• _Directions for this task_:
Select, from the data, each line where "value" occurs.

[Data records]
§ §

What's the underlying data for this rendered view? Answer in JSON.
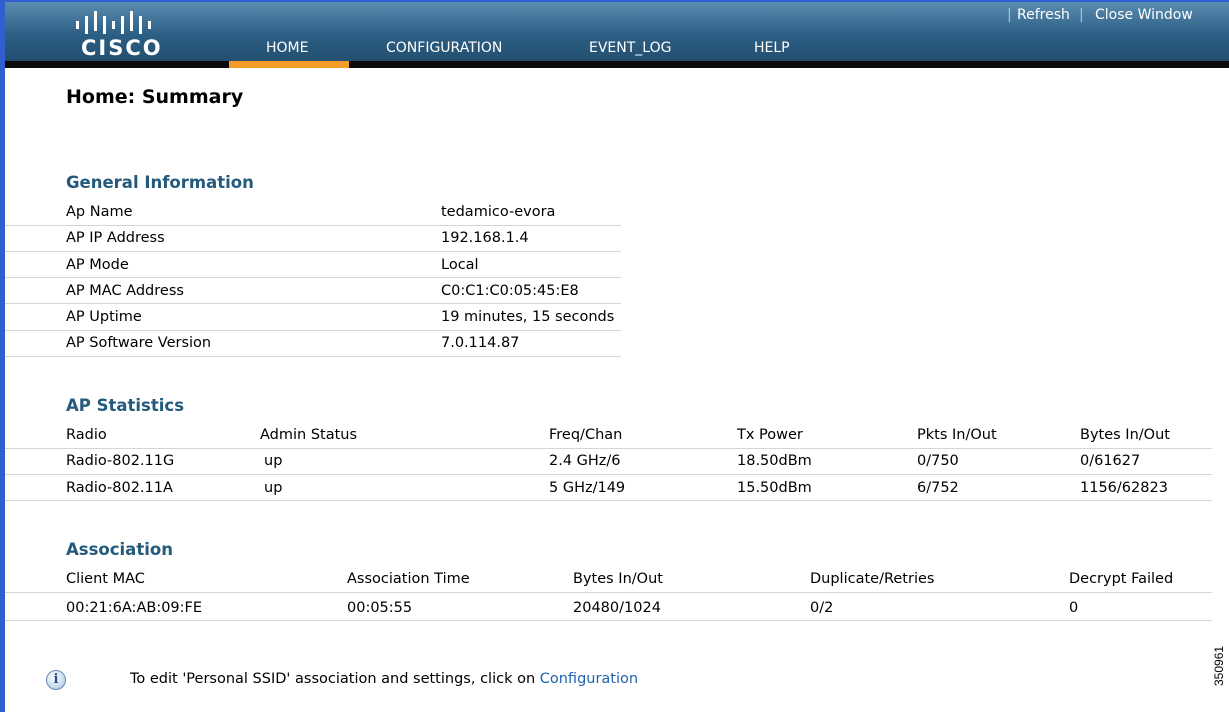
{
  "header": {
    "logo_text": "CISCO",
    "nav": [
      {
        "label": "HOME",
        "active": true
      },
      {
        "label": "CONFIGURATION",
        "active": false
      },
      {
        "label": "EVENT_LOG",
        "active": false
      },
      {
        "label": "HELP",
        "active": false
      }
    ],
    "refresh_label": "Refresh",
    "close_window_label": "Close Window",
    "separator": "|"
  },
  "page_title": "Home: Summary",
  "general": {
    "title": "General Information",
    "rows": [
      {
        "label": "Ap Name",
        "value": "tedamico-evora"
      },
      {
        "label": "AP IP Address",
        "value": "192.168.1.4"
      },
      {
        "label": "AP Mode",
        "value": "Local"
      },
      {
        "label": "AP MAC Address",
        "value": "C0:C1:C0:05:45:E8"
      },
      {
        "label": "AP Uptime",
        "value": "19 minutes, 15 seconds"
      },
      {
        "label": "AP Software Version",
        "value": "7.0.114.87"
      }
    ]
  },
  "stats": {
    "title": "AP Statistics",
    "headers": [
      "Radio",
      "Admin Status",
      "Freq/Chan",
      "Tx Power",
      "Pkts In/Out",
      "Bytes In/Out"
    ],
    "rows": [
      [
        "Radio-802.11G",
        "up",
        "2.4 GHz/6",
        "18.50dBm",
        "0/750",
        "0/61627"
      ],
      [
        "Radio-802.11A",
        "up",
        "5 GHz/149",
        "15.50dBm",
        "6/752",
        "1156/62823"
      ]
    ]
  },
  "association": {
    "title": "Association",
    "headers": [
      "Client MAC",
      "Association Time",
      "Bytes In/Out",
      "Duplicate/Retries",
      "Decrypt Failed"
    ],
    "rows": [
      [
        "00:21:6A:AB:09:FE",
        "00:05:55",
        "20480/1024",
        "0/2",
        "0"
      ]
    ]
  },
  "note": {
    "text": "To edit 'Personal SSID' association and settings, click on",
    "link": "Configuration"
  },
  "figure_id": "350961",
  "colors": {
    "accent": "#f39c2a",
    "section_title": "#245a7c",
    "link": "#1f63b0"
  }
}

§ §

• _Exercise result_:
        "value": "tedamico-evora"
        "value": "192.168.1.4"
        "value": "Local"
        "value": "C0:C1:C0:05:45:E8"
        "value": "19 minutes, 15 seconds"
        "value": "7.0.114.87"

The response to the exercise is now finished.